-- START OF SELECTED TEXT --

My folder on starports has stuff about StarTown and some starport layouts etc. I've forgotten where I got this Supplement STP-002: Starports! but its awesome and has a lot of good information in it.

IIRC, that's Rob's work.

And, I like it quite a bit, too.
 
I can't see "Exit Visa" as a starter adventure. More like something to be thrown into the middle of a campaign for a change of pace.
It's a lousy first adventure for players; it's a passable first one to GM, however, as it introduces a bunch of different ways to roll the dice.
 
Ghost, I think you are right about the basic tenor of the published CT adventures, and that's not a bad thing. It makes the answer to the players question "What do we do here?" very easy to answer, because the situation is familiar.
I have read sci-fi with giant monsters and time travel (Doctor Who!) but my favorite author is Piper, who centered his stories around humans and their very familiar struggles. The sci-fi trappings were just that, trappings to give the story flavor while keeping the focus on the human element. Any of the CT adventures can be made exciting by adding sci-fi tropes, or by adding a human element that gets the players attention.
My game group just finished Death Station recently, and I only changed some of the background (illegal street drug lab instead of research station). The enigma of a deserted space station kept my players searching and asking 'why'? The drugged-out survivors scared them and were an additional motivator to solve the mystery.
I read recently on a blog somewhere that the published CT adventures were intended to be a setting/framework for the referee to build upon and make their own. So whether you add slimy aliens, or human adversaries, or a harsh and hostile environment, give the players something that makes them care about the adventure, and everyone wins.

Thanks Bob

Yeah, it's a realization I came to maybe a year back, but it didn't really click with me until recently. I shrug at it. I now understand why there weren't a whole host of things from all sorts of sci-fi sources in the official adventures. Oh well.

It's not a big deal to me because I happen to be a law and order kind of guy, but I do get a little exasperated by having to peel back layers to reveal "what's really going on" in media of all forms, games and Traveller included. I'm just sorry Traveller has that tinge to it, but I've enjoyed it enough to let it be.

-- END OF SELECTED TEXT --
-- START OF SOURCE EXCERPT --

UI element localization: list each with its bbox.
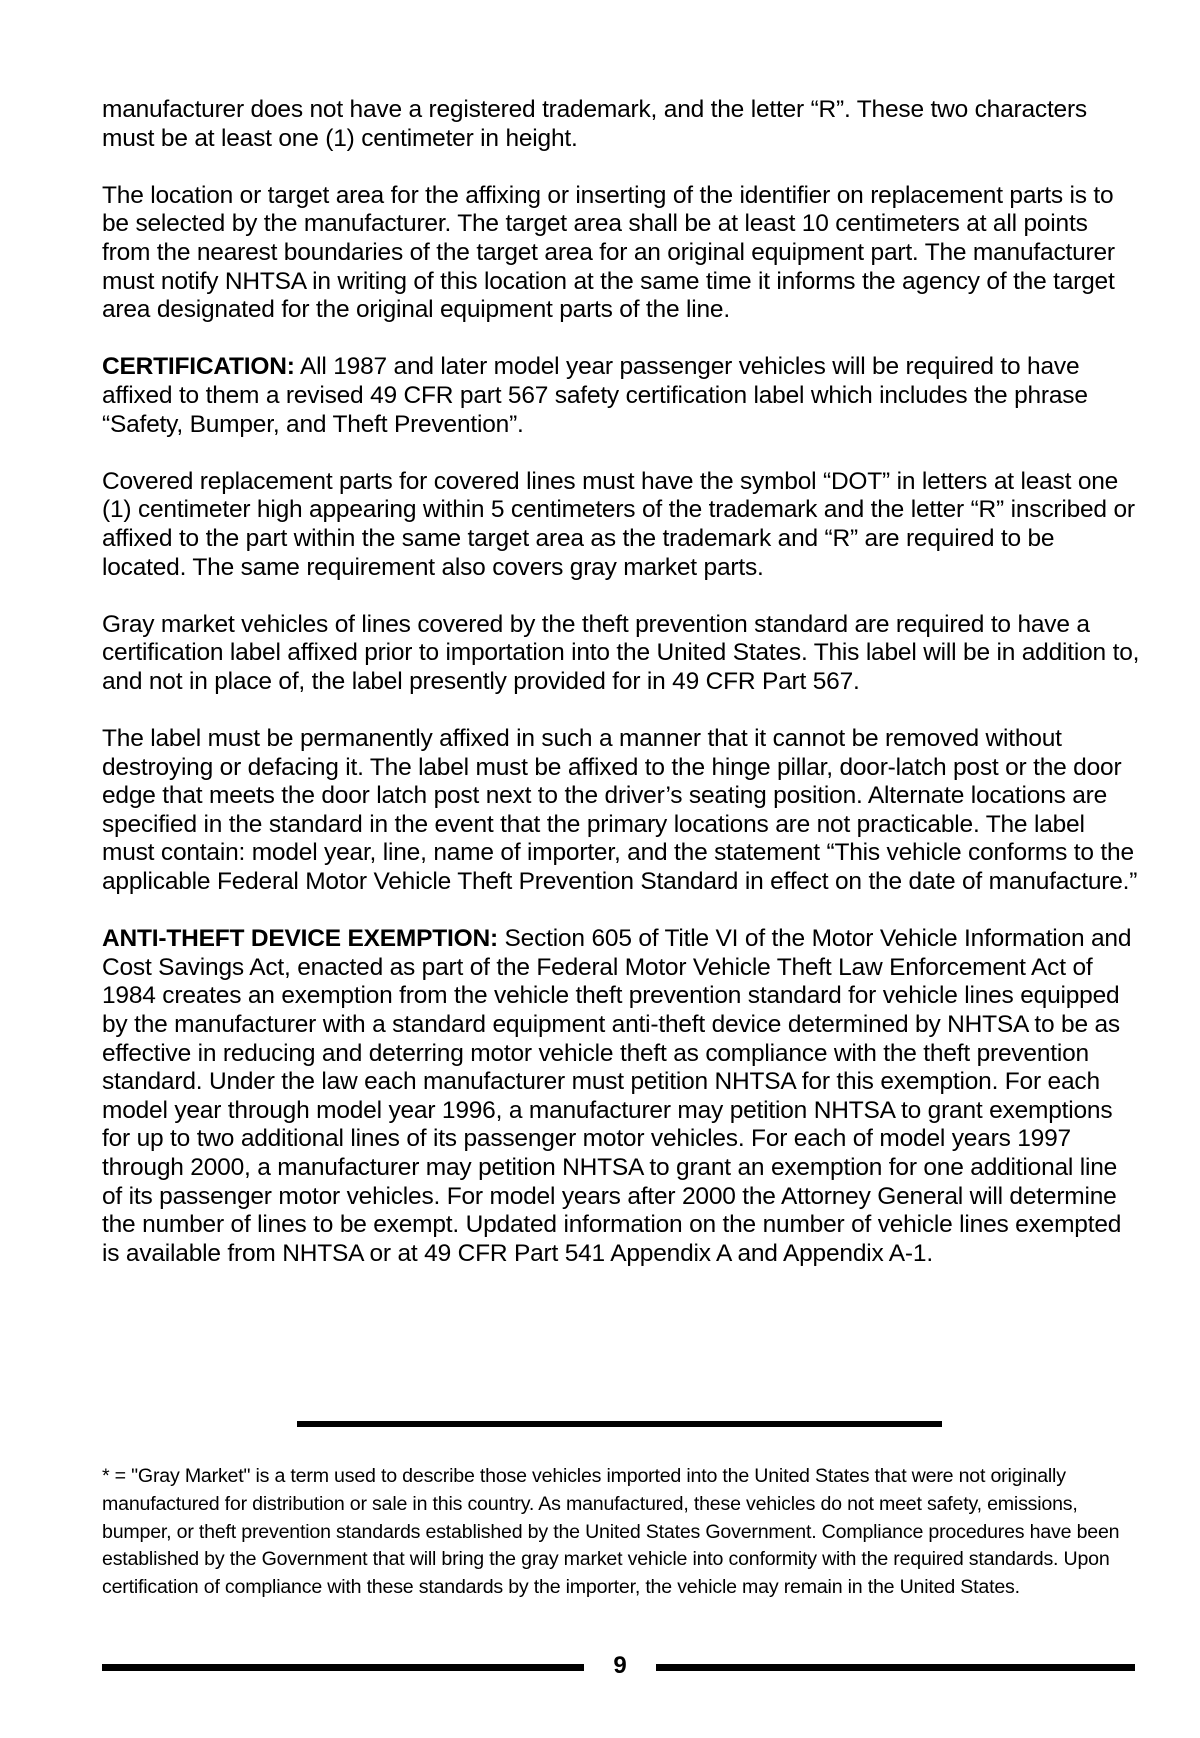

-- END OF SOURCE EXCERPT --

- DIRECTIVES:
A: Summarize the Traveller forum discussion in three sentences.
B: Carry the Traveller forum discussion forward past its final post.

- TASK RESPONSES:
A: Posters share a starports supplement, which one credits to Rob. They also judge "Exit Visa" a lousy first adventure for players but a passable first one for a GM. Others describe the published CT adventures as familiar, human-centered frameworks that a referee can build on, citing a Death Station run recast as an illegal street drug lab, while the last poster admits some exasperation with this tenor but has enjoyed Traveller enough to let it be.

B:
Still; when all that is said and done, I'm still of the opinion that Traveller, as a name brand, can withstand and benefit from some real classic sci-fi offering, and not just "crime and/or geo-political scenario-X in a futuristic setting".

Ironically enough I've always wanted to write really excellent military sci-fi, but others are far more coherent and capable than I ever will be, so currently I'm writing more traditional sci-fi that will, I hope, really challenge players but without being impossible, and hopefully will be highly entertaining as well.

I never did much Dungeons and Dragons, but I do understand the draw to it; adventure. For me, I shied away from the fantasy setting, and gravitated towards the sci-fi setting because I was drawn to technology and bizzare and strange scientific phenomenon in sci-fi. So when Traveller came about, even though it had better thought out rules and more grounded setting, it seemed rather dry, but with a massive potential for really excellent adventures.

I think part of the reason Traveller has endured, apart from possibly being a training tool fr detectives, is that because it is a bare bones setting, people can slap their flavor on top of whatever it is the players are challenged with.

This is why in past years I've brought up ridiculous threads like Kaiju in Traveller, or Mechas in Traveller, or "space monsters" in Traveller, and challenging other posters with either anecdotes or ideas of what happened(s) with you take your fire team up against a Godzilla like monster. That's the stuff legends are made of, and that's part of Traveller, Star Wars, Star Trek, Jules Verne, Isaac Asimov, Rad Bradbury, etc. and all the other greats give to you and me.

Now...shameless plug time. I urge everyone to purchase a PDF of both "The Subterranean Oceans of Argos Prime" and "Hell's Paradise" :) The second being a most excellent introductory adventure.
 
Shadows and Across the Bright Face were both originally convention adventures. If you think of them as being map-centric adventure modules that were common to RPGs of the day and simple adventures intended to introduce convention goers to the game, then they make a lot of sense.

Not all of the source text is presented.